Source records

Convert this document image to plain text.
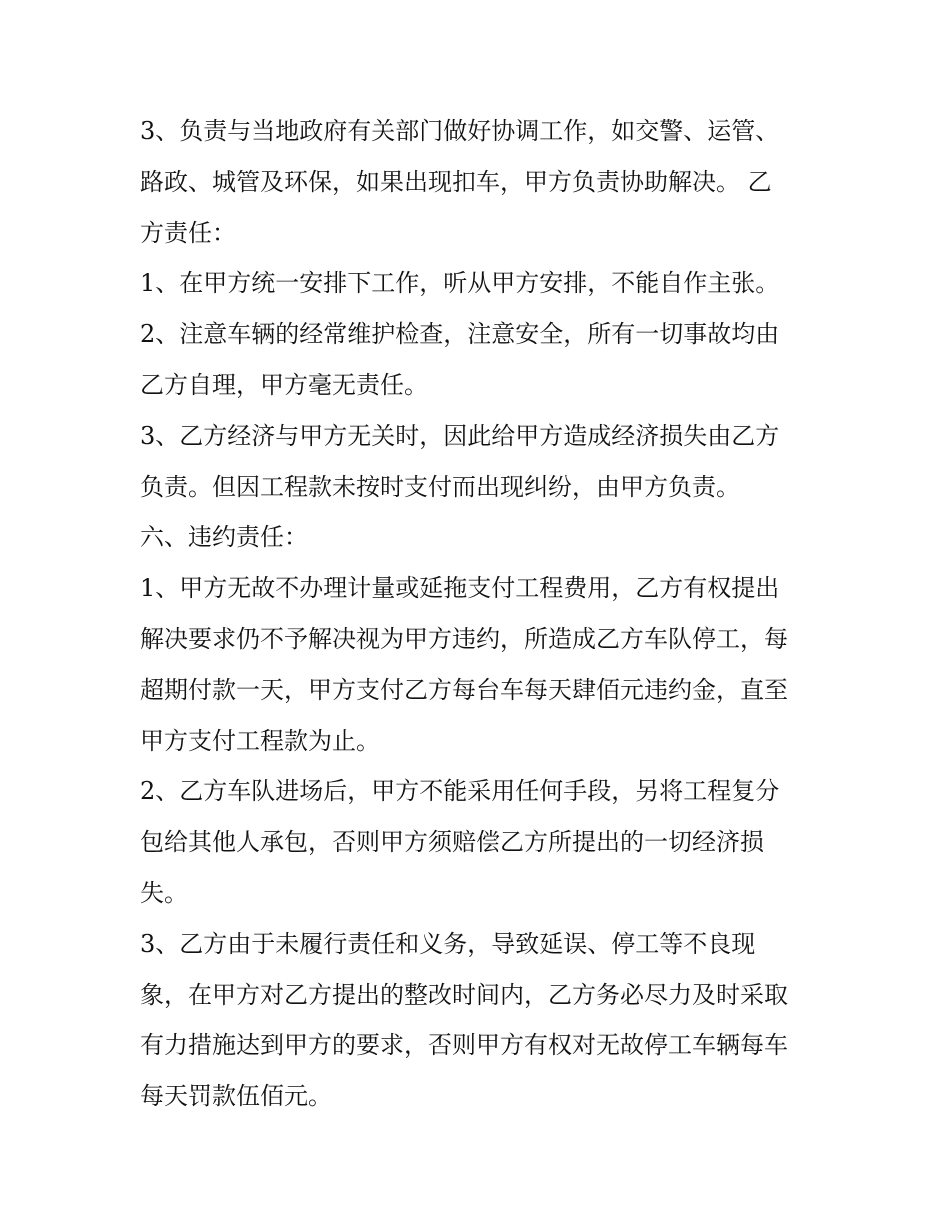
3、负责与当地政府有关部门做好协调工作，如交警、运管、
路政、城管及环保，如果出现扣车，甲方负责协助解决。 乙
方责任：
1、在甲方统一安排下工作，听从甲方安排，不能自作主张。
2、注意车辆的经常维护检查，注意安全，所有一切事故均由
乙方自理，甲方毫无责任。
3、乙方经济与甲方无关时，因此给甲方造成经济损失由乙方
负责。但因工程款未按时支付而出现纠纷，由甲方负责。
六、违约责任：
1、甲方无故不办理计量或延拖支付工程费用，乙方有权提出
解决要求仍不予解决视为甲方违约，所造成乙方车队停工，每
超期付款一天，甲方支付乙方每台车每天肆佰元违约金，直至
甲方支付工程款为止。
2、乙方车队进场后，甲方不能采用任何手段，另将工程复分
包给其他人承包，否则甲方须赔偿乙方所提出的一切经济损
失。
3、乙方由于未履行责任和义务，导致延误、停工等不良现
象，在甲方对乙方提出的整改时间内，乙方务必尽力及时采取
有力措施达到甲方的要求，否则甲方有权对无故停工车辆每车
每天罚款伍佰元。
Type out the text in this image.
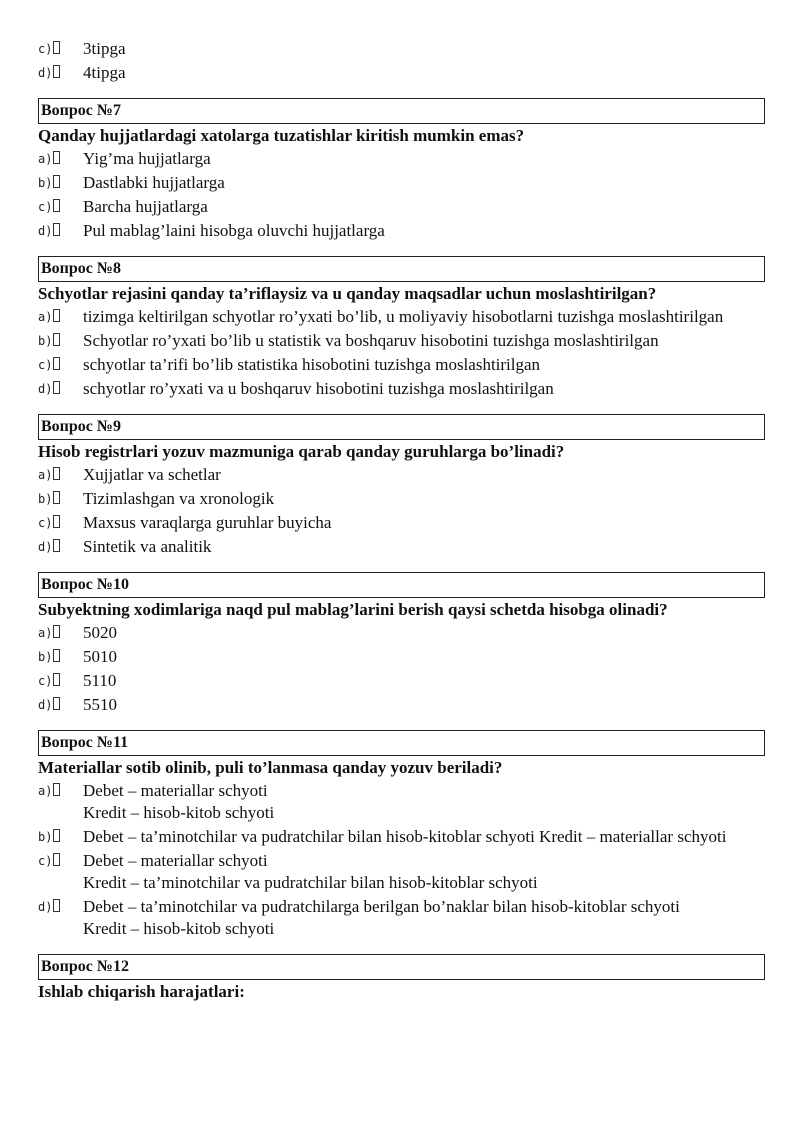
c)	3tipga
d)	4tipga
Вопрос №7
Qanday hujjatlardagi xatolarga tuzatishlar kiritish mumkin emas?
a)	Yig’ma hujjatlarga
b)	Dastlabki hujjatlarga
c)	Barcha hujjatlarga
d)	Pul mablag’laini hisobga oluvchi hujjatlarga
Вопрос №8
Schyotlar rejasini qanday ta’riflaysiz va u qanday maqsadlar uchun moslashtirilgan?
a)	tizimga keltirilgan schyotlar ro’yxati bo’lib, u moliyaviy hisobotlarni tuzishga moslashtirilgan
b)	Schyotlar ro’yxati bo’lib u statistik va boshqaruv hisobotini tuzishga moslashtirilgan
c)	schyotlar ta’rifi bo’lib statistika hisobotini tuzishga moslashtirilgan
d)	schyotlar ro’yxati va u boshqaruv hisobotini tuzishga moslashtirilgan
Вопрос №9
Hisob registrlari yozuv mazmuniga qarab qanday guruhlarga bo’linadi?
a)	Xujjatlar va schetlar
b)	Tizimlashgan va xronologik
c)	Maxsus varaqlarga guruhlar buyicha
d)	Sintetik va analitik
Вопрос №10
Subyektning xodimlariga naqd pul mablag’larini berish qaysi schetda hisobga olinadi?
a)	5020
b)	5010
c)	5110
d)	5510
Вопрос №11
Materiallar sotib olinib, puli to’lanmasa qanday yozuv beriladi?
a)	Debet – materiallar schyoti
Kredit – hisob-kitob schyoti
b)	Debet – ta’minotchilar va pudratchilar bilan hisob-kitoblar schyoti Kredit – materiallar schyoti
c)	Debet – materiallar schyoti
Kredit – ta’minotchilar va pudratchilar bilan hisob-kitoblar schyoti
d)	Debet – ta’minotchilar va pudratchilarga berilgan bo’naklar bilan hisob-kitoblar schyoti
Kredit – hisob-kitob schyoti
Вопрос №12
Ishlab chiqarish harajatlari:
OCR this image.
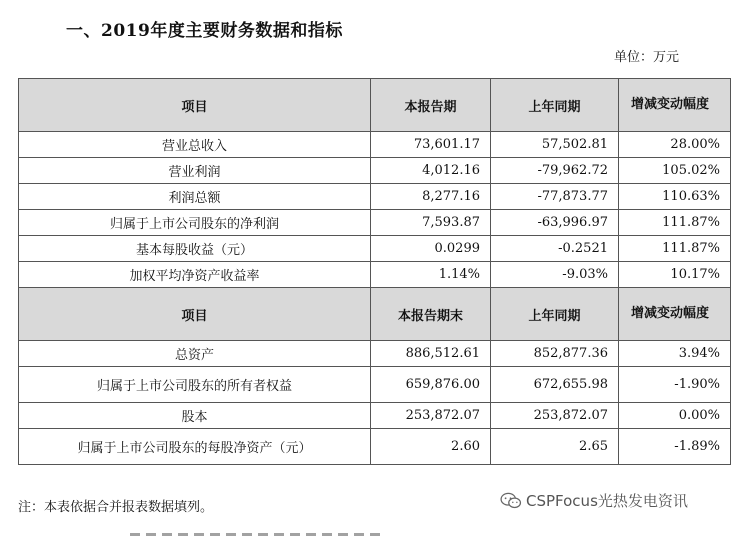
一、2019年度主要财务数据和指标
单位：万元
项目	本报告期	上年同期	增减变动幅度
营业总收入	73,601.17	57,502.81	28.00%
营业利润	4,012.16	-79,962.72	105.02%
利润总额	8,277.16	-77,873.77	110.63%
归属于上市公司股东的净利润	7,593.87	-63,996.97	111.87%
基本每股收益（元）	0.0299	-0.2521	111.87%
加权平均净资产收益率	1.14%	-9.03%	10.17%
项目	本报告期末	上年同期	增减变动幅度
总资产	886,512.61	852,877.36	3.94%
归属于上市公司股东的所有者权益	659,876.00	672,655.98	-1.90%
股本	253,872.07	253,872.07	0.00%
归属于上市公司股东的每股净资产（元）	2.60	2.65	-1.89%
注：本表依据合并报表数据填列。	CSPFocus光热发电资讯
==
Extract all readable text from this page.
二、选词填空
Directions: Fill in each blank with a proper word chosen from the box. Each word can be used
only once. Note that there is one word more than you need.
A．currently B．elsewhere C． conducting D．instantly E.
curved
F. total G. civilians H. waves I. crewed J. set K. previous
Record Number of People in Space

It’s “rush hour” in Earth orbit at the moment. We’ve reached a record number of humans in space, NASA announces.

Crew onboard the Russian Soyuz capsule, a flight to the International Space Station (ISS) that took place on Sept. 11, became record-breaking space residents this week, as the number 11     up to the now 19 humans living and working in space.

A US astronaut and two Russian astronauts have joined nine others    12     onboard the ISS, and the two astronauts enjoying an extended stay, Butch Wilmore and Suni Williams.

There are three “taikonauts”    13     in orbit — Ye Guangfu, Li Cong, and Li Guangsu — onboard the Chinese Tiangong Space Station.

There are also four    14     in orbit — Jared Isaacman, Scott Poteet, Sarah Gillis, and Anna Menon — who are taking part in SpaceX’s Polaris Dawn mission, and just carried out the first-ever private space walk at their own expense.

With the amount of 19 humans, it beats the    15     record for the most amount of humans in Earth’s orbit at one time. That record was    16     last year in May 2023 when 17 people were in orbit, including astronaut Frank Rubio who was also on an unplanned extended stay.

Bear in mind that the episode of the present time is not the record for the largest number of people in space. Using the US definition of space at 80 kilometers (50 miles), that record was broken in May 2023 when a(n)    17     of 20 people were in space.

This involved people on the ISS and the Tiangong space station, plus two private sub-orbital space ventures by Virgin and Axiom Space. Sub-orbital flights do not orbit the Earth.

Instructions to follow »
Report how many lines in the listing above include the word "private". Give nothing but the number.

Solution »
2